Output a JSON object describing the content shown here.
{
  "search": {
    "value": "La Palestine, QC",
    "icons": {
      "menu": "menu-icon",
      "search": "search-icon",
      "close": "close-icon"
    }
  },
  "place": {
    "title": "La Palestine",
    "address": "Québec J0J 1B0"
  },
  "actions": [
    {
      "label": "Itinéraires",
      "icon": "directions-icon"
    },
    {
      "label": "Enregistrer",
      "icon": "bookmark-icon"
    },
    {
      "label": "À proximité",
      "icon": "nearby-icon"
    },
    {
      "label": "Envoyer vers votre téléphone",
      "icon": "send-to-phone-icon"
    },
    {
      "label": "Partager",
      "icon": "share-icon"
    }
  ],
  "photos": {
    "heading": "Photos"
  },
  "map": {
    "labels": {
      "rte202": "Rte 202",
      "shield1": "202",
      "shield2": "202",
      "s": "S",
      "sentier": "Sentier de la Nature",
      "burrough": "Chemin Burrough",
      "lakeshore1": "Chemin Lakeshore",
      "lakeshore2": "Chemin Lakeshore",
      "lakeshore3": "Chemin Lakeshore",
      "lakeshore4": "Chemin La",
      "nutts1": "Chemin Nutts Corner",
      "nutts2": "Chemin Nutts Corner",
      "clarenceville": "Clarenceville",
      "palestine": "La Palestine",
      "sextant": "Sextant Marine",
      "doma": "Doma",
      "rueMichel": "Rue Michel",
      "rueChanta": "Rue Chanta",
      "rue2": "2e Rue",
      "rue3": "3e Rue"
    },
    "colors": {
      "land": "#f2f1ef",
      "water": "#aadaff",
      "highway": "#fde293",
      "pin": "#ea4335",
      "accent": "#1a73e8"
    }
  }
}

----

BRIEF ::
Take the data above and return it exactly.

CORRECT OUTPUT ::
Output a JSON object describing the content shown here.
{
  "search": {
    "value": "La Palestine, QC",
    "icons": {
      "menu": "menu-icon",
      "search": "search-icon",
      "close": "close-icon"
    }
  },
  "place": {
    "title": "La Palestine",
    "address": "Québec J0J 1B0"
  },
  "actions": [
    {
      "label": "Itinéraires",
      "icon": "directions-icon"
    },
    {
      "label": "Enregistrer",
      "icon": "bookmark-icon"
    },
    {
      "label": "À proximité",
      "icon": "nearby-icon"
    },
    {
      "label": "Envoyer vers votre téléphone",
      "icon": "send-to-phone-icon"
    },
    {
      "label": "Partager",
      "icon": "share-icon"
    }
  ],
  "photos": {
    "heading": "Photos"
  },
  "map": {
    "labels": {
      "rte202": "Rte 202",
      "shield1": "202",
      "shield2": "202",
      "s": "S",
      "sentier": "Sentier de la Nature",
      "burrough": "Chemin Burrough",
      "lakeshore1": "Chemin Lakeshore",
      "lakeshore2": "Chemin Lakeshore",
      "lakeshore3": "Chemin Lakeshore",
      "lakeshore4": "Chemin La",
      "nutts1": "Chemin Nutts Corner",
      "nutts2": "Chemin Nutts Corner",
      "clarenceville": "Clarenceville",
      "palestine": "La Palestine",
      "sextant": "Sextant Marine",
      "doma": "Doma",
      "rueMichel": "Rue Michel",
      "rueChanta": "Rue Chanta",
      "rue2": "2e Rue",
      "rue3": "3e Rue"
    },
    "colors": {
      "land": "#f2f1ef",
      "water": "#aadaff",
      "highway": "#fde293",
      "pin": "#ea4335",
      "accent": "#1a73e8"
    }
  }
}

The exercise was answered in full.